▶ _Extracted data_:
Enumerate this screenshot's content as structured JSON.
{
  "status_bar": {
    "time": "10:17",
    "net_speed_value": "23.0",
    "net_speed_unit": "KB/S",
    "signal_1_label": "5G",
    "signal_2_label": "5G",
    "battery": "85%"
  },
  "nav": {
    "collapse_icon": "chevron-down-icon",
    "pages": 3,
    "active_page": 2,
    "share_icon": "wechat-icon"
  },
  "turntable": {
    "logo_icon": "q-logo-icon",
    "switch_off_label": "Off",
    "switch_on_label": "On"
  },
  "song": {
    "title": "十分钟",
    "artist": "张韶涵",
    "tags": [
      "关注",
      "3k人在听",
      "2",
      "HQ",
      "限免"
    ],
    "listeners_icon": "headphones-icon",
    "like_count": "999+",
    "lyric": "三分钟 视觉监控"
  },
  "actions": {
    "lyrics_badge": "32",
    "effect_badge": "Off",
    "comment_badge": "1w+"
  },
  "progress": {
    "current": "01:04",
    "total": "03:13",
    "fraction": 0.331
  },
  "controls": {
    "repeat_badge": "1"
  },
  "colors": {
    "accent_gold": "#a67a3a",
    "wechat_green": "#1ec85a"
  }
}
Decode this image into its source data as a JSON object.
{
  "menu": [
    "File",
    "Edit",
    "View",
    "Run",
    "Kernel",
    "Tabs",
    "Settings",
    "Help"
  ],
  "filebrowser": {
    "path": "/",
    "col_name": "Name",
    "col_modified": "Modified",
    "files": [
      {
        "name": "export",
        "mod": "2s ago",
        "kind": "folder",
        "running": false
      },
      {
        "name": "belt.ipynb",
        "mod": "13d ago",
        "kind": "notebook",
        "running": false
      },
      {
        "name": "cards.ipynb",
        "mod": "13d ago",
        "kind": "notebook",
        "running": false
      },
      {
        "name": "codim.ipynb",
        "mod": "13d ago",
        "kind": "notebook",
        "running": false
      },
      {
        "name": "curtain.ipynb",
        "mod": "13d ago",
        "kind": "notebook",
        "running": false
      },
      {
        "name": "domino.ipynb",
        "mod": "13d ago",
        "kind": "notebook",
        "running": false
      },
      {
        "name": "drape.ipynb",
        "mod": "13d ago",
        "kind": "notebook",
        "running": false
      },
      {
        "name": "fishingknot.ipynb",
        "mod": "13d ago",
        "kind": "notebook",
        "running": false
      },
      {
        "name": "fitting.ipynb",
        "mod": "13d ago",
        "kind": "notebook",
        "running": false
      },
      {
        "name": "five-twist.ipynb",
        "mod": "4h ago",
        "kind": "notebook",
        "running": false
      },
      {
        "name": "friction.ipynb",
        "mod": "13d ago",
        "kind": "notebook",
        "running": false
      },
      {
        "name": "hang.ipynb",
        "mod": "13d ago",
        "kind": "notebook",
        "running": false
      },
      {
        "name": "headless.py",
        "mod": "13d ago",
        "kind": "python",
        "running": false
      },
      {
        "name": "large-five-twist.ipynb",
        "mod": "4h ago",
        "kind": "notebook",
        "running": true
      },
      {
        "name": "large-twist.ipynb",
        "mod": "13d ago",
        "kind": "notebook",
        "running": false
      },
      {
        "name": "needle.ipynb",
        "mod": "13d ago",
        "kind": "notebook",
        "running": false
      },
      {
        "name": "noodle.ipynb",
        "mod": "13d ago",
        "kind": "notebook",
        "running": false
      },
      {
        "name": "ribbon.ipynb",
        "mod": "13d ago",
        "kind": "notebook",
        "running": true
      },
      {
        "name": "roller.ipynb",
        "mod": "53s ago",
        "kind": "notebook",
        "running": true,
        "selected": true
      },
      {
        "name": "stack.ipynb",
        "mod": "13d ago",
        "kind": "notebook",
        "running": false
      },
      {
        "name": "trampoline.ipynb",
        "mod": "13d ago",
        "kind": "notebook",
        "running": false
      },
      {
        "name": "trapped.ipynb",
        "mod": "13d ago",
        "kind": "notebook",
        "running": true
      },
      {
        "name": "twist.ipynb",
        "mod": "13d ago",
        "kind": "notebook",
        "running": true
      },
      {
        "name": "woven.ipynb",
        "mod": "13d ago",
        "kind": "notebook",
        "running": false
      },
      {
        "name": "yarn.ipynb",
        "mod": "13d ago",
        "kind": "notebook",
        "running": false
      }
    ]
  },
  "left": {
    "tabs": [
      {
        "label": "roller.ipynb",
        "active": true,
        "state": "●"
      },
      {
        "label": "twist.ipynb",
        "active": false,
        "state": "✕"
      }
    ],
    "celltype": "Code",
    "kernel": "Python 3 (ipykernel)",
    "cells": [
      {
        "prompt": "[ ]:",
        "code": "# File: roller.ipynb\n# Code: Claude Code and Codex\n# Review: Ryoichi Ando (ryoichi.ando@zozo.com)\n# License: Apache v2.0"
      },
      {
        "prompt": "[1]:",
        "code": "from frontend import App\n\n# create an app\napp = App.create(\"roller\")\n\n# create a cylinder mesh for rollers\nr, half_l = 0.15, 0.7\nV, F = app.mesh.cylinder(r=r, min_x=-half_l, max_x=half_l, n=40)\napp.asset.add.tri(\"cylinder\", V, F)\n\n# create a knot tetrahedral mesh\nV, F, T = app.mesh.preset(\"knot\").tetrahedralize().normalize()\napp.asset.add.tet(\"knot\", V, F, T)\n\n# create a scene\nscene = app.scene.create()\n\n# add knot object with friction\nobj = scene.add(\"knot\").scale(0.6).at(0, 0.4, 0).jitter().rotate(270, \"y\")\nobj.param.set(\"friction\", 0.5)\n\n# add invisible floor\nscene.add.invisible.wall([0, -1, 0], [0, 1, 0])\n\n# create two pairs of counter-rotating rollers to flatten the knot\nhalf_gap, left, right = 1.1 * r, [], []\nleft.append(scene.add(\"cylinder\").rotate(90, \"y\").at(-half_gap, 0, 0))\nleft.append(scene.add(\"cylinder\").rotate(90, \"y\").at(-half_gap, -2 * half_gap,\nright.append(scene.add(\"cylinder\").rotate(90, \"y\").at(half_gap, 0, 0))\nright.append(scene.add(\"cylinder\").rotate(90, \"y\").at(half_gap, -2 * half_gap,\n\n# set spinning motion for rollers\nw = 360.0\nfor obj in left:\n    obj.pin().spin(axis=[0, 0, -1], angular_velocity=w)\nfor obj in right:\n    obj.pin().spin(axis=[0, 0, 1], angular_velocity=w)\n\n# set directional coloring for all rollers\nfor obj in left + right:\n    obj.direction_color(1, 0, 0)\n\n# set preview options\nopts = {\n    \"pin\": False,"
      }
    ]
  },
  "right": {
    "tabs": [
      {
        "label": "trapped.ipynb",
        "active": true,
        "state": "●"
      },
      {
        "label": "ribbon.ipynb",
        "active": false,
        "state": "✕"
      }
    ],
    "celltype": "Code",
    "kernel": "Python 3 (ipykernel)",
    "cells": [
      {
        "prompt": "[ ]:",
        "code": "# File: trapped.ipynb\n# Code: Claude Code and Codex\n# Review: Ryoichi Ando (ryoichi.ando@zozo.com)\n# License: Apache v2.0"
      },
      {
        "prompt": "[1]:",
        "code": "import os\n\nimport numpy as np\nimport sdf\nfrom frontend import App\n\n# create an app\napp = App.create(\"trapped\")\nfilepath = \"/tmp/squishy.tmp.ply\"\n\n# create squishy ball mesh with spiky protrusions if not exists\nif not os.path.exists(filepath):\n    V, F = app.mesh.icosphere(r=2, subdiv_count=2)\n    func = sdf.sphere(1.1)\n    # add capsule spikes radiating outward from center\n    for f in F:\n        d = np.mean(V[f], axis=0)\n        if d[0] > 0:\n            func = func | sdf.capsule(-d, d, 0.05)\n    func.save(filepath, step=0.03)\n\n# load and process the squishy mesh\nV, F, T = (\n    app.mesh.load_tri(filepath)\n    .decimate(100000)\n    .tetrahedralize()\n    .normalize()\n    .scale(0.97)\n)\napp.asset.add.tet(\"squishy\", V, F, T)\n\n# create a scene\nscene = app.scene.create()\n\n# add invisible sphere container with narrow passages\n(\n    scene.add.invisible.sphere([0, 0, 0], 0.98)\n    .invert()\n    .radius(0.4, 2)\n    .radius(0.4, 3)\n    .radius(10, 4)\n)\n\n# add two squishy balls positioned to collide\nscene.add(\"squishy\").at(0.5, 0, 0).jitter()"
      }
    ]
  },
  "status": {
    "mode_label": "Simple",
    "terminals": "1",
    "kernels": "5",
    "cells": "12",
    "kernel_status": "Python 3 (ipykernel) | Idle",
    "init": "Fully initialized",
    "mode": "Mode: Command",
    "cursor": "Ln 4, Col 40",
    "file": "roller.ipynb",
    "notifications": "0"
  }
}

▶ _The task_: Keep only those lines of the records that hold "JSON", and return them.

▶ _Result_:
Enumerate this screenshot's content as structured JSON.
Decode this image into its source data as a JSON object.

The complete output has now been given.